▸ **PROBLEM TO WORK ON**: Every line of the material below should be repeated exactly.

Data entries
++++++++
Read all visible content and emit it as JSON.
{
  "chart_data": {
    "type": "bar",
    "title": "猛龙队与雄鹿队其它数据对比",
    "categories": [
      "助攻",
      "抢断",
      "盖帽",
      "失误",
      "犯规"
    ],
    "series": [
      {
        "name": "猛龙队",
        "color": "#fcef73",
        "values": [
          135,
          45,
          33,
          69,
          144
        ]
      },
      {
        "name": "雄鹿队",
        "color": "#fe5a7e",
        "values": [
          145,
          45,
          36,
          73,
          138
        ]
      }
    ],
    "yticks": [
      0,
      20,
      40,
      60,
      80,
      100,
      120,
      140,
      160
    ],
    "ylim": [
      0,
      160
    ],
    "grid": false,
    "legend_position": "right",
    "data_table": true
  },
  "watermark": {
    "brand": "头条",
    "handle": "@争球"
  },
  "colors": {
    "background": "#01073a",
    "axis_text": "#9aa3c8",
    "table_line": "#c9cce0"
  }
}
++++++++
▸ **THE RESULT**:
Read all visible content and emit it as JSON.
{
  "chart_data": {
    "type": "bar",
    "title": "猛龙队与雄鹿队其它数据对比",
    "categories": [
      "助攻",
      "抢断",
      "盖帽",
      "失误",
      "犯规"
    ],
    "series": [
      {
        "name": "猛龙队",
        "color": "#fcef73",
        "values": [
          135,
          45,
          33,
          69,
          144
        ]
      },
      {
        "name": "雄鹿队",
        "color": "#fe5a7e",
        "values": [
          145,
          45,
          36,
          73,
          138
        ]
      }
    ],
    "yticks": [
      0,
      20,
      40,
      60,
      80,
      100,
      120,
      140,
      160
    ],
    "ylim": [
      0,
      160
    ],
    "grid": false,
    "legend_position": "right",
    "data_table": true
  },
  "watermark": {
    "brand": "头条",
    "handle": "@争球"
  },
  "colors": {
    "background": "#01073a",
    "axis_text": "#9aa3c8",
    "table_line": "#c9cce0"
  }
}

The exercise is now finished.